• _EXCERPT PROVIDED_:
=======

1 2 3 4 5 6 7 8 9 10 11 12 13 14 15 16 17 18 19 20 21 22 23 24 25 26 27 28 29 30 31 32 33 34 35 36 37 38 39 40 41 42 43 44 45 46 47 48 49
|
---
name: Sambamba
url: https://lomereiter.github.io/sambamba/
description: >
Sambamba is a suite of programs written in the D Language for users to
process high-throughput sequencing data.
---
[Sambamba](https://lomereiter.github.io/sambamba/) is a suite of programs for
users to quickly and efficiently process their high-throughput sequencing data.
It is functionally similar to Samtools, but the source code is written in the
D Language; it allows for faster performance while still being easy to use.
Supported commands:
- `markdup`
### markdup
This module parses key phrases in the output log files to find duplicate +
unique reads and then calculates duplicate rate per sample. It will
will work for both single and paired-end data.
The absolute number of reads by type are displayed in a stacked bar plot,
and duplicate rates are in the general statistics table.
Duplicate rates are calculated as follows:
#### Paired end
> `duplicate_rate = duplicateReads / (sortedEndPairs * 2 + singleEnds - singleUnmatchedPairs) * 100`
#### Single end
> `duplicate_rate = duplicateReads / singleEnds * 100`
If Sambamba Markdup is invoked using Snakemake, the following bare-bones
rule should work fine:
```python
rule markdup:
input:
"data/align/{sample}.bam"
output:
"data/markdup/{sample}.markdup.bam"
log:
"data/logs/{sample}.log"
shell:
"sambamba markdup {input} {output} > {log} 2>&1"
```
|

=======

• _GIVEN RECORDS_:
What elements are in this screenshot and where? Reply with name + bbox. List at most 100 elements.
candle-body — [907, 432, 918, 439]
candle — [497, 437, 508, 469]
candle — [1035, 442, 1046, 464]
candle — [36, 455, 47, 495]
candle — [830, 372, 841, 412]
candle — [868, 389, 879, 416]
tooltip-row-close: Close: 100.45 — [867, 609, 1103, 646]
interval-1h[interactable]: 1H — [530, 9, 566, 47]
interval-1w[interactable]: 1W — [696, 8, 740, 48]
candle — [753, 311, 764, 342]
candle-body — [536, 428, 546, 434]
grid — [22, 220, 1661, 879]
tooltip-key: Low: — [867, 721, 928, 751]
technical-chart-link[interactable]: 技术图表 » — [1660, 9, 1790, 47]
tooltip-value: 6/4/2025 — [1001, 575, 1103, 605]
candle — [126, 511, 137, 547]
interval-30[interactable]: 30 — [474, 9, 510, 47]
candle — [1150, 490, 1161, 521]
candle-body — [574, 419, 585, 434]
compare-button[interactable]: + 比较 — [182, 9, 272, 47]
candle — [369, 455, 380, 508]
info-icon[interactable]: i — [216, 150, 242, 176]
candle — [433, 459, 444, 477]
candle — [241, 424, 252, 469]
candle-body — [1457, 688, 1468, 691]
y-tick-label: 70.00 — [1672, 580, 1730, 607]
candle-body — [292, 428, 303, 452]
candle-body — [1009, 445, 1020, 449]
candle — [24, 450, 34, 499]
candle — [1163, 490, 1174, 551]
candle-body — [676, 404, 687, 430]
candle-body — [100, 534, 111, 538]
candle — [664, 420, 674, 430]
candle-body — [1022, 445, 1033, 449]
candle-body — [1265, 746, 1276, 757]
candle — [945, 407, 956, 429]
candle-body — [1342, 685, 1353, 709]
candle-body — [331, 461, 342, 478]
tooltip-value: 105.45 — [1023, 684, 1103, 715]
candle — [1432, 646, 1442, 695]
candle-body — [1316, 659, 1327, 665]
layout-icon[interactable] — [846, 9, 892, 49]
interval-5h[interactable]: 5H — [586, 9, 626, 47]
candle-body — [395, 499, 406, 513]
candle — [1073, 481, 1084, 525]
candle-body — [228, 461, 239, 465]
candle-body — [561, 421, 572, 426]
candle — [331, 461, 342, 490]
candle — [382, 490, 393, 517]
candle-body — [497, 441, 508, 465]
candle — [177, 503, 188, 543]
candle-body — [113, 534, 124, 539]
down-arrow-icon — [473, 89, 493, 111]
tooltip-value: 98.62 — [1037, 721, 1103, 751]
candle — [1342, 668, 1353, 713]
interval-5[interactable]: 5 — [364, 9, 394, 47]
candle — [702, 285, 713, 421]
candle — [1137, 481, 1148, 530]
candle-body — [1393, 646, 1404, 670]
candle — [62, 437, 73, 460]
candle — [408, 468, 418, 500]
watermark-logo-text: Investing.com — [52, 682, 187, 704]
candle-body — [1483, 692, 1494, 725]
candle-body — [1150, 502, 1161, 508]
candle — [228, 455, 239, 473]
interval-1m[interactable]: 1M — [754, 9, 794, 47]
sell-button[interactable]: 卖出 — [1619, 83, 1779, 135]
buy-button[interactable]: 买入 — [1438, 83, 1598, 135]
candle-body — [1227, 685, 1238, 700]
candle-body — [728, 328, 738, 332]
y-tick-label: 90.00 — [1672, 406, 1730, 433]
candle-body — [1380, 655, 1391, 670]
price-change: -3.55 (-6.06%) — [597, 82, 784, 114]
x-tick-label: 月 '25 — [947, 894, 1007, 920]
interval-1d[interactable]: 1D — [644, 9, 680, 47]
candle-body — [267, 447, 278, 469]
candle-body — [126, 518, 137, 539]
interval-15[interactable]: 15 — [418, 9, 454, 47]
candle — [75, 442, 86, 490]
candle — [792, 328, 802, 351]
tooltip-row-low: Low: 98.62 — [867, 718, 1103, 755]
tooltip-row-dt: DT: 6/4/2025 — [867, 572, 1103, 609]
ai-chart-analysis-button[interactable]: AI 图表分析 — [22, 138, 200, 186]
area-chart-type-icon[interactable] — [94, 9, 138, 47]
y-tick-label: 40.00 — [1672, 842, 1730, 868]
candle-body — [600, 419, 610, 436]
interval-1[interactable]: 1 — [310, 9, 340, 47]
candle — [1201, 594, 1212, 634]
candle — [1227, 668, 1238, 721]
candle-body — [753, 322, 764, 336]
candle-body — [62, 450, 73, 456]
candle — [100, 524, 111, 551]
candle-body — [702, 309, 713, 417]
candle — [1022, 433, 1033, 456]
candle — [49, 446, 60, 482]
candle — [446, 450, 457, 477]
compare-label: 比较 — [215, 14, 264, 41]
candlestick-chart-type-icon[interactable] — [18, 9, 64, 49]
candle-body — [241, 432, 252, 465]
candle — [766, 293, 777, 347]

=======

• _REQUIRED WORK_:
Please answer these questions from the Sambamba page:
1. In what language is Sambamba's source code written?
2. Where are the duplicate rates shown?
3. What log path does the Snakemake rule use?

• _EXERCISE SOLUTION_:
1. The D Language.
2. In the general statistics table.
3. "data/logs/{sample}.log"